• [What you need to do]
Transcribe the listing below word for word.
§ §
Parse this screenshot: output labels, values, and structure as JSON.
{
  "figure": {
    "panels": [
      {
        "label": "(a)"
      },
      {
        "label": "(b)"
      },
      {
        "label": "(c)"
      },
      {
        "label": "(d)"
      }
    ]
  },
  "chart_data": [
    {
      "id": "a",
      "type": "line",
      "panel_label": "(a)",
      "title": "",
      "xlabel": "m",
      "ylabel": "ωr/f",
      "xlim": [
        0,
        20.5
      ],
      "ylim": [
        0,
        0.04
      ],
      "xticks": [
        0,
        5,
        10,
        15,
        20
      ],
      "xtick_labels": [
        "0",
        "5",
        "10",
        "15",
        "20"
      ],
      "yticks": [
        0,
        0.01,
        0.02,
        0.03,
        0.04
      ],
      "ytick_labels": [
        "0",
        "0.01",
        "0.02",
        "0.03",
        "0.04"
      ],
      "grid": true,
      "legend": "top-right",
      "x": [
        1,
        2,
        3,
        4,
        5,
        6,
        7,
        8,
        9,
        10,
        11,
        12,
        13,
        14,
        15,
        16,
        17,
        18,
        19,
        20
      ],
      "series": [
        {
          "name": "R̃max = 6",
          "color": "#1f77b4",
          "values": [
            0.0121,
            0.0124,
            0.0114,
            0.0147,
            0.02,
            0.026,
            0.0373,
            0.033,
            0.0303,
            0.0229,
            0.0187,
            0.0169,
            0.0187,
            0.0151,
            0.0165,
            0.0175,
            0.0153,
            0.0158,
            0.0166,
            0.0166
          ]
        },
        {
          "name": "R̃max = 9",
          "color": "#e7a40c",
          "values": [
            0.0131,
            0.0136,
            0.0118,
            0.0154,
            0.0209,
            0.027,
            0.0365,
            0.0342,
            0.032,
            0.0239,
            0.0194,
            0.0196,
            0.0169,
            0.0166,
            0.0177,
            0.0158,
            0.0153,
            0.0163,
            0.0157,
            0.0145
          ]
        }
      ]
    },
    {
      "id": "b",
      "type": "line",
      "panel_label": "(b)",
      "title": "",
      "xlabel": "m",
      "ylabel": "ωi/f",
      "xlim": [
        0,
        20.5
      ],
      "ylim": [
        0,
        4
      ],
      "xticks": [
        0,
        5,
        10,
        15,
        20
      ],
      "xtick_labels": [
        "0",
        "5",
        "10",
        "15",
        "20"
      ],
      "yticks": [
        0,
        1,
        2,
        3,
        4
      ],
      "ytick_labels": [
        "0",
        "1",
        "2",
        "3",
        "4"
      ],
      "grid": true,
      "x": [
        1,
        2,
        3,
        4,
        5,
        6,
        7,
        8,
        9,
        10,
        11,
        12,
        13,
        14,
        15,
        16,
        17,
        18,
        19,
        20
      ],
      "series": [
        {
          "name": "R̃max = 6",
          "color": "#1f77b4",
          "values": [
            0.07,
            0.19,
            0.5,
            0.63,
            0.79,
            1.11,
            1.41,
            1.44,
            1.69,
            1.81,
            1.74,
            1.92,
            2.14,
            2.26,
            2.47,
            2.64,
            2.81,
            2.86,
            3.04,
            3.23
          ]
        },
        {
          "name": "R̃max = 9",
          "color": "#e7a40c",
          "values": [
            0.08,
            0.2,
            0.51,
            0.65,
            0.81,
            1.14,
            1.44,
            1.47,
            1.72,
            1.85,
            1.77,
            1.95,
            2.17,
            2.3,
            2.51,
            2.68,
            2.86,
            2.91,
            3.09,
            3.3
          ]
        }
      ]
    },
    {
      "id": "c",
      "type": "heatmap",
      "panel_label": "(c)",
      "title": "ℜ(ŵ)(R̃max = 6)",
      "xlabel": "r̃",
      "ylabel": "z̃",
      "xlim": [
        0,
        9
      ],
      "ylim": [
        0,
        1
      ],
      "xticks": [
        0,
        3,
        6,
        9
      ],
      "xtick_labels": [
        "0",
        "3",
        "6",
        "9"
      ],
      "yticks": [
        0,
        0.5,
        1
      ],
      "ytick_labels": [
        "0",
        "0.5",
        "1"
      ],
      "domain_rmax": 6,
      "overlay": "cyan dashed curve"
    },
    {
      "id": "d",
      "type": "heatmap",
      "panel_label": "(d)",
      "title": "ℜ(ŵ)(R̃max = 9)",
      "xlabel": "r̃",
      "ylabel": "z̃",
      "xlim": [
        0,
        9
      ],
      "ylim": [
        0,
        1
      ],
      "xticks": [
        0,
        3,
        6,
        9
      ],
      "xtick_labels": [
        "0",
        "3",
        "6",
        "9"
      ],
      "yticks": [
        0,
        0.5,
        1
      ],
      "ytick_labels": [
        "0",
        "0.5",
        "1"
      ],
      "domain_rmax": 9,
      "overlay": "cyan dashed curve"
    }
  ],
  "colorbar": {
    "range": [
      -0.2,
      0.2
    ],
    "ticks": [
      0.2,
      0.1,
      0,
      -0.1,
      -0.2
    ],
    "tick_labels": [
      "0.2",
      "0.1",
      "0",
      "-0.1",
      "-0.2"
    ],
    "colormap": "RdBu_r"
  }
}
§ §
• [Solution for this exercise]
Parse this screenshot: output labels, values, and structure as JSON.
{
  "figure": {
    "panels": [
      {
        "label": "(a)"
      },
      {
        "label": "(b)"
      },
      {
        "label": "(c)"
      },
      {
        "label": "(d)"
      }
    ]
  },
  "chart_data": [
    {
      "id": "a",
      "type": "line",
      "panel_label": "(a)",
      "title": "",
      "xlabel": "m",
      "ylabel": "ωr/f",
      "xlim": [
        0,
        20.5
      ],
      "ylim": [
        0,
        0.04
      ],
      "xticks": [
        0,
        5,
        10,
        15,
        20
      ],
      "xtick_labels": [
        "0",
        "5",
        "10",
        "15",
        "20"
      ],
      "yticks": [
        0,
        0.01,
        0.02,
        0.03,
        0.04
      ],
      "ytick_labels": [
        "0",
        "0.01",
        "0.02",
        "0.03",
        "0.04"
      ],
      "grid": true,
      "legend": "top-right",
      "x": [
        1,
        2,
        3,
        4,
        5,
        6,
        7,
        8,
        9,
        10,
        11,
        12,
        13,
        14,
        15,
        16,
        17,
        18,
        19,
        20
      ],
      "series": [
        {
          "name": "R̃max = 6",
          "color": "#1f77b4",
          "values": [
            0.0121,
            0.0124,
            0.0114,
            0.0147,
            0.02,
            0.026,
            0.0373,
            0.033,
            0.0303,
            0.0229,
            0.0187,
            0.0169,
            0.0187,
            0.0151,
            0.0165,
            0.0175,
            0.0153,
            0.0158,
            0.0166,
            0.0166
          ]
        },
        {
          "name": "R̃max = 9",
          "color": "#e7a40c",
          "values": [
            0.0131,
            0.0136,
            0.0118,
            0.0154,
            0.0209,
            0.027,
            0.0365,
            0.0342,
            0.032,
            0.0239,
            0.0194,
            0.0196,
            0.0169,
            0.0166,
            0.0177,
            0.0158,
            0.0153,
            0.0163,
            0.0157,
            0.0145
          ]
        }
      ]
    },
    {
      "id": "b",
      "type": "line",
      "panel_label": "(b)",
      "title": "",
      "xlabel": "m",
      "ylabel": "ωi/f",
      "xlim": [
        0,
        20.5
      ],
      "ylim": [
        0,
        4
      ],
      "xticks": [
        0,
        5,
        10,
        15,
        20
      ],
      "xtick_labels": [
        "0",
        "5",
        "10",
        "15",
        "20"
      ],
      "yticks": [
        0,
        1,
        2,
        3,
        4
      ],
      "ytick_labels": [
        "0",
        "1",
        "2",
        "3",
        "4"
      ],
      "grid": true,
      "x": [
        1,
        2,
        3,
        4,
        5,
        6,
        7,
        8,
        9,
        10,
        11,
        12,
        13,
        14,
        15,
        16,
        17,
        18,
        19,
        20
      ],
      "series": [
        {
          "name": "R̃max = 6",
          "color": "#1f77b4",
          "values": [
            0.07,
            0.19,
            0.5,
            0.63,
            0.79,
            1.11,
            1.41,
            1.44,
            1.69,
            1.81,
            1.74,
            1.92,
            2.14,
            2.26,
            2.47,
            2.64,
            2.81,
            2.86,
            3.04,
            3.23
          ]
        },
        {
          "name": "R̃max = 9",
          "color": "#e7a40c",
          "values": [
            0.08,
            0.2,
            0.51,
            0.65,
            0.81,
            1.14,
            1.44,
            1.47,
            1.72,
            1.85,
            1.77,
            1.95,
            2.17,
            2.3,
            2.51,
            2.68,
            2.86,
            2.91,
            3.09,
            3.3
          ]
        }
      ]
    },
    {
      "id": "c",
      "type": "heatmap",
      "panel_label": "(c)",
      "title": "ℜ(ŵ)(R̃max = 6)",
      "xlabel": "r̃",
      "ylabel": "z̃",
      "xlim": [
        0,
        9
      ],
      "ylim": [
        0,
        1
      ],
      "xticks": [
        0,
        3,
        6,
        9
      ],
      "xtick_labels": [
        "0",
        "3",
        "6",
        "9"
      ],
      "yticks": [
        0,
        0.5,
        1
      ],
      "ytick_labels": [
        "0",
        "0.5",
        "1"
      ],
      "domain_rmax": 6,
      "overlay": "cyan dashed curve"
    },
    {
      "id": "d",
      "type": "heatmap",
      "panel_label": "(d)",
      "title": "ℜ(ŵ)(R̃max = 9)",
      "xlabel": "r̃",
      "ylabel": "z̃",
      "xlim": [
        0,
        9
      ],
      "ylim": [
        0,
        1
      ],
      "xticks": [
        0,
        3,
        6,
        9
      ],
      "xtick_labels": [
        "0",
        "3",
        "6",
        "9"
      ],
      "yticks": [
        0,
        0.5,
        1
      ],
      "ytick_labels": [
        "0",
        "0.5",
        "1"
      ],
      "domain_rmax": 9,
      "overlay": "cyan dashed curve"
    }
  ],
  "colorbar": {
    "range": [
      -0.2,
      0.2
    ],
    "ticks": [
      0.2,
      0.1,
      0,
      -0.1,
      -0.2
    ],
    "tick_labels": [
      "0.2",
      "0.1",
      "0",
      "-0.1",
      "-0.2"
    ],
    "colormap": "RdBu_r"
  }
}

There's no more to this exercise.